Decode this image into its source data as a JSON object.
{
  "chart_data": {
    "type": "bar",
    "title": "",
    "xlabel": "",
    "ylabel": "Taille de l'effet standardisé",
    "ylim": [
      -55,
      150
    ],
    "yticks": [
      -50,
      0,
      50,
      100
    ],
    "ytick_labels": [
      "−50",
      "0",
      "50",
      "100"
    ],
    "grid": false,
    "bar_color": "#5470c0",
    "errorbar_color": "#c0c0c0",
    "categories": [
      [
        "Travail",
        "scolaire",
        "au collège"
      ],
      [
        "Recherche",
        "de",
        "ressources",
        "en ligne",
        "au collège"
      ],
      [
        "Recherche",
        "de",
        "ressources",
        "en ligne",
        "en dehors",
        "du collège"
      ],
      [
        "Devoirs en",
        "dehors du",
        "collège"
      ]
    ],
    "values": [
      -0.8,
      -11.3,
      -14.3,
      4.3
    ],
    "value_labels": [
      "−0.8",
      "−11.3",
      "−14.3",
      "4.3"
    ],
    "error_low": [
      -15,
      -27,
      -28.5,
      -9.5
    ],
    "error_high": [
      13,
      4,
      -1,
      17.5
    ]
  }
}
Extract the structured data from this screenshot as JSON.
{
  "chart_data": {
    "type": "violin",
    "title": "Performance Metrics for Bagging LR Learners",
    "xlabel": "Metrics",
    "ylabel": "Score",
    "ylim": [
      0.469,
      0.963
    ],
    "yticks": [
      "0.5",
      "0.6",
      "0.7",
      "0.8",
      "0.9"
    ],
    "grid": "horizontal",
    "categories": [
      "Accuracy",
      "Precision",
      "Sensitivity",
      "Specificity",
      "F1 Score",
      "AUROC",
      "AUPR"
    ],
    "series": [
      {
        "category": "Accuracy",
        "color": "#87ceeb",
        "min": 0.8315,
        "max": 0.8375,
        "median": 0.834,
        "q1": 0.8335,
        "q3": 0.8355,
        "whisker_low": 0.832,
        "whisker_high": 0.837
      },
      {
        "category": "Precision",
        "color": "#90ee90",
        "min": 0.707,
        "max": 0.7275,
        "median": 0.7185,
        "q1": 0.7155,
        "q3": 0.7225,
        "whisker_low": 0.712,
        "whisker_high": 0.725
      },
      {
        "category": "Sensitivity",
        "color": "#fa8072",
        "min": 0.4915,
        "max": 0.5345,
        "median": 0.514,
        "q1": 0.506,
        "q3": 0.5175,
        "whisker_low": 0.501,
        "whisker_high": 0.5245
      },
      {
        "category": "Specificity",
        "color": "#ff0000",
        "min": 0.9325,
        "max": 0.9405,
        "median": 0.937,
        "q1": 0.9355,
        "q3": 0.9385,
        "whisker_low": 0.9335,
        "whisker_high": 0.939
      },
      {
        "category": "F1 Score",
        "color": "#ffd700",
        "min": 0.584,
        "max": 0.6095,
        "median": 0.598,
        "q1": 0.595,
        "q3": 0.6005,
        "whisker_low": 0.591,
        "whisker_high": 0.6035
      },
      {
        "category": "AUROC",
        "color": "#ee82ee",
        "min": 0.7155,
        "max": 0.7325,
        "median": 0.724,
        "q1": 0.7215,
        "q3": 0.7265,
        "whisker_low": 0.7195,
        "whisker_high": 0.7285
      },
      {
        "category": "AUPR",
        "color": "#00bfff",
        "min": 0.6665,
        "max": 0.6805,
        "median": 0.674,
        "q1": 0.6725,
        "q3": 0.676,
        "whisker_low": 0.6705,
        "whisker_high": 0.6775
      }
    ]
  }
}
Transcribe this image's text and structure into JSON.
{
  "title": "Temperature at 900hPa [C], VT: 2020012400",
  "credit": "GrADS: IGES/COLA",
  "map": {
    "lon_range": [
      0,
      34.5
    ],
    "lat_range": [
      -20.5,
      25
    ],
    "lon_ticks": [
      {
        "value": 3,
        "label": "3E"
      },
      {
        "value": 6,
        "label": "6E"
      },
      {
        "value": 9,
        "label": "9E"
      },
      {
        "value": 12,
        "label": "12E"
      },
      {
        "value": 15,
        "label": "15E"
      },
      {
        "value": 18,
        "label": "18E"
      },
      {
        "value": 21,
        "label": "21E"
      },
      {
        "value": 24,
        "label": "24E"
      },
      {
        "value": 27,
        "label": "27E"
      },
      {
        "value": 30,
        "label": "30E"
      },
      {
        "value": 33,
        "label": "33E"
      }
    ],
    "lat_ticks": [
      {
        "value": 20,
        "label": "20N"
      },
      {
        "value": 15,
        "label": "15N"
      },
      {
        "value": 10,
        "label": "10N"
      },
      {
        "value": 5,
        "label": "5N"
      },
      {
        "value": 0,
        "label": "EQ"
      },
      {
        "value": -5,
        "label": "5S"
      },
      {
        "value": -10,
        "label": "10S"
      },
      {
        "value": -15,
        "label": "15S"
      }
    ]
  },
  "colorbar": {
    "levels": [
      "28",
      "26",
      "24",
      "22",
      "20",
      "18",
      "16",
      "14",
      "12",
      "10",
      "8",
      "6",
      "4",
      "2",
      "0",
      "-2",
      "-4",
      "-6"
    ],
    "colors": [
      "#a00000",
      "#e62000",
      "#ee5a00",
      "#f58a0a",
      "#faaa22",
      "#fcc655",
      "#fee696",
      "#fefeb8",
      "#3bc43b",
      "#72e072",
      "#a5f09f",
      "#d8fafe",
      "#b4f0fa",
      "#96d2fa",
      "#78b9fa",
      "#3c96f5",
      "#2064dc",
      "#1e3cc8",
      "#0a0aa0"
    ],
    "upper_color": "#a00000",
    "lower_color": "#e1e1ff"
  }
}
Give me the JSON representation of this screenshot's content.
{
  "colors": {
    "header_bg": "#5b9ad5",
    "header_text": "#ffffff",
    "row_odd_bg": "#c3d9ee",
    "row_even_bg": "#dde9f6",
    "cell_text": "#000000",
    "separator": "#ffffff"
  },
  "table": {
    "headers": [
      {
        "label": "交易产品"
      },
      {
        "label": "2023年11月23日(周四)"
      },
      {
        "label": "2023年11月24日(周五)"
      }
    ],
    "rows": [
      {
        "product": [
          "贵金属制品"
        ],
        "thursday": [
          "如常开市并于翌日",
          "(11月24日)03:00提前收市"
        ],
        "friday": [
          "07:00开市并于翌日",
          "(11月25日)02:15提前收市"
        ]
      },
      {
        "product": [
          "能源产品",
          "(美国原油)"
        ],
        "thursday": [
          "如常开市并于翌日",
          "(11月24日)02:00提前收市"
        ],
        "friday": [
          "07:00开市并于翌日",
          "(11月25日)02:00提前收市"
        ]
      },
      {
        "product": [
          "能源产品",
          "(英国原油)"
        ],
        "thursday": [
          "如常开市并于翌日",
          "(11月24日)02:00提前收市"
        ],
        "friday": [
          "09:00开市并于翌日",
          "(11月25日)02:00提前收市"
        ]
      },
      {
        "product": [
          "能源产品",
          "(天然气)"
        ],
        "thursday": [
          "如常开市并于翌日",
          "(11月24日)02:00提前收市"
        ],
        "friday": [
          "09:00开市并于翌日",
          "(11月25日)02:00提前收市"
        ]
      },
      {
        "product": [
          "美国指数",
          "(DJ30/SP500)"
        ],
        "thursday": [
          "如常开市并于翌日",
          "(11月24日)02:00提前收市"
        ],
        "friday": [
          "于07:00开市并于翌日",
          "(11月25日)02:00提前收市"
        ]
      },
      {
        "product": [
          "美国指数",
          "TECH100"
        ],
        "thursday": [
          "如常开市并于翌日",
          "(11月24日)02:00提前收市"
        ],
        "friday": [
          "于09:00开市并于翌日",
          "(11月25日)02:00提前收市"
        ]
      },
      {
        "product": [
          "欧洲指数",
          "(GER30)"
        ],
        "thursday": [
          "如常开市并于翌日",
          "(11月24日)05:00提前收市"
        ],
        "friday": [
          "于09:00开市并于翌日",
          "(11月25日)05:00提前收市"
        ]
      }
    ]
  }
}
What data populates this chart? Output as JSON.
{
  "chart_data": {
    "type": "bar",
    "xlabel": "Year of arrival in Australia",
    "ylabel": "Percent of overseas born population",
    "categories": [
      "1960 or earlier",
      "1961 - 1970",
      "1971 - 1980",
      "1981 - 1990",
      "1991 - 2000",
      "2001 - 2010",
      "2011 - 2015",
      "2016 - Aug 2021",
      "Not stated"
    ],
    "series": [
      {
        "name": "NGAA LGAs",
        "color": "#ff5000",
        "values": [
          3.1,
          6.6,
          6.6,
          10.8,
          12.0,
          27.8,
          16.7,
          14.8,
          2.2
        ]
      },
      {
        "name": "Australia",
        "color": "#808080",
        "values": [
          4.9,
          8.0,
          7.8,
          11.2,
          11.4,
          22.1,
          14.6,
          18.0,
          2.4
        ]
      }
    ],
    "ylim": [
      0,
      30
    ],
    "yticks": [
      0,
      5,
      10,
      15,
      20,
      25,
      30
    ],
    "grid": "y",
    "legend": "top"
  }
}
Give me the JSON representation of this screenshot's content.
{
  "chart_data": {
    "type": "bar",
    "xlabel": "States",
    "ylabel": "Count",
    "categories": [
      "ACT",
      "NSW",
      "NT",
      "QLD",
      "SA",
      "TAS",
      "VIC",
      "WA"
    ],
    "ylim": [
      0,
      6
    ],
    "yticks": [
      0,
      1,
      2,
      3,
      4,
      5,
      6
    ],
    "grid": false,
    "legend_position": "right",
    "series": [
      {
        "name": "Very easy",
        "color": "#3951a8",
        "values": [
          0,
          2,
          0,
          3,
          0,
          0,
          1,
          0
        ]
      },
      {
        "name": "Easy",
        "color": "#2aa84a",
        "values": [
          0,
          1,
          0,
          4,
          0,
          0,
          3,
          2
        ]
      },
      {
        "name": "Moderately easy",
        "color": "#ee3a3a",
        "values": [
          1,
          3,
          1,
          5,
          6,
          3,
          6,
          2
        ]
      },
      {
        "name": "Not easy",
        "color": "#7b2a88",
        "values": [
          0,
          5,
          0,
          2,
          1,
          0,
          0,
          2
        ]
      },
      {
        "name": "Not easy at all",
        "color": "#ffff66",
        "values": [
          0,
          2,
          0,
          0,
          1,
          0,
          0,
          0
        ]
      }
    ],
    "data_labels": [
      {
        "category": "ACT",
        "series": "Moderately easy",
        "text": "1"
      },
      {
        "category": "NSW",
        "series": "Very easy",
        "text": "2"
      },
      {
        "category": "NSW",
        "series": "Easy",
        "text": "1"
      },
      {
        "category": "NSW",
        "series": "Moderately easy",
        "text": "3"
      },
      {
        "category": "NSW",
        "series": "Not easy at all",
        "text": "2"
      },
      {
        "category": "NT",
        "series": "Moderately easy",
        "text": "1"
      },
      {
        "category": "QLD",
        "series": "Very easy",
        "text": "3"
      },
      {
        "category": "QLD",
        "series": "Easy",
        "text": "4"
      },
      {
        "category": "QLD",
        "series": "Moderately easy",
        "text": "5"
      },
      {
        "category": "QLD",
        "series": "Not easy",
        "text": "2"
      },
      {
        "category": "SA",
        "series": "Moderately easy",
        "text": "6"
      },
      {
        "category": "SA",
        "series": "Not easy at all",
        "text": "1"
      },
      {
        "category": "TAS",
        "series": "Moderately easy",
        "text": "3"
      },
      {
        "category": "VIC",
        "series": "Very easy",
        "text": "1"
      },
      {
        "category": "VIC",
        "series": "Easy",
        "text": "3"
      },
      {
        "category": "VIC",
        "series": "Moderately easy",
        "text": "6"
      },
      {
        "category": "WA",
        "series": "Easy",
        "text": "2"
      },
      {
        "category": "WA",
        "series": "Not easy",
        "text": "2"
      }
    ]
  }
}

-=-=-

▶ _THE EXERCISE_: Of all the lines above, how many contain the word "Metrics"? Answer with only the number.

▶ _SOLUTION TO THE PROBLEM_: 2